§ Given instruction: Leaving out the pictures, transcribe all of the records faithfully.
==== Records for this exercise ====
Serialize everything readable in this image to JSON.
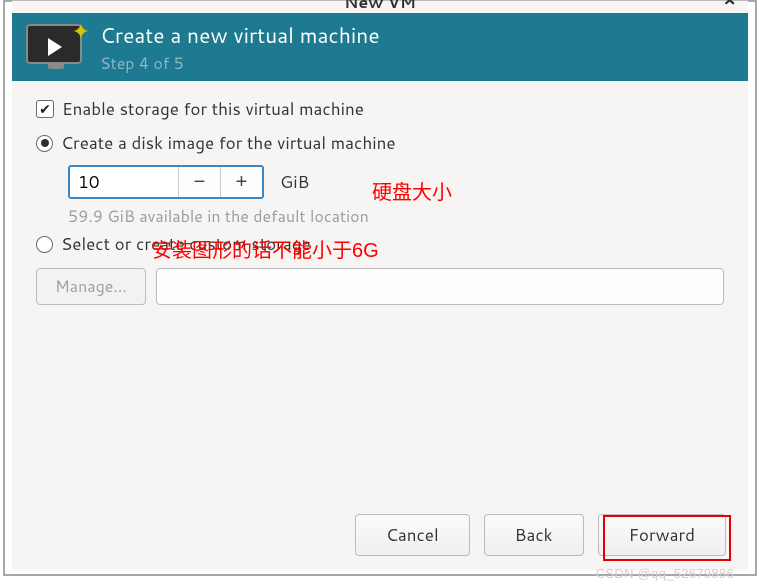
{
  "titlebar": {
    "title": "New VM",
    "close_glyph": "×"
  },
  "header": {
    "title": "Create a new virtual machine",
    "step": "Step 4 of 5"
  },
  "storage": {
    "enable_label": "Enable storage for this virtual machine",
    "enable_checked": true,
    "create_disk_label": "Create a disk image for the virtual machine",
    "create_disk_selected": true,
    "size_value": "10",
    "size_unit": "GiB",
    "available_hint": "59.9 GiB available in the default location",
    "custom_label": "Select or create custom storage",
    "custom_selected": false,
    "manage_label": "Manage...",
    "path_value": ""
  },
  "footer": {
    "cancel": "Cancel",
    "back": "Back",
    "forward": "Forward"
  },
  "annotations": {
    "disk_size": "硬盘大小",
    "min_size": "安装图形的话不能小于6G"
  },
  "watermark": "CSDN @qq_52679886"
}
====
§ Solution to the problem:
Serialize everything readable in this image to JSON.
{
  "titlebar": {
    "title": "New VM",
    "close_glyph": "×"
  },
  "header": {
    "title": "Create a new virtual machine",
    "step": "Step 4 of 5"
  },
  "storage": {
    "enable_label": "Enable storage for this virtual machine",
    "enable_checked": true,
    "create_disk_label": "Create a disk image for the virtual machine",
    "create_disk_selected": true,
    "size_value": "10",
    "size_unit": "GiB",
    "available_hint": "59.9 GiB available in the default location",
    "custom_label": "Select or create custom storage",
    "custom_selected": false,
    "manage_label": "Manage...",
    "path_value": ""
  },
  "footer": {
    "cancel": "Cancel",
    "back": "Back",
    "forward": "Forward"
  },
  "annotations": {
    "disk_size": "硬盘大小",
    "min_size": "安装图形的话不能小于6G"
  },
  "watermark": "CSDN @qq_52679886"
}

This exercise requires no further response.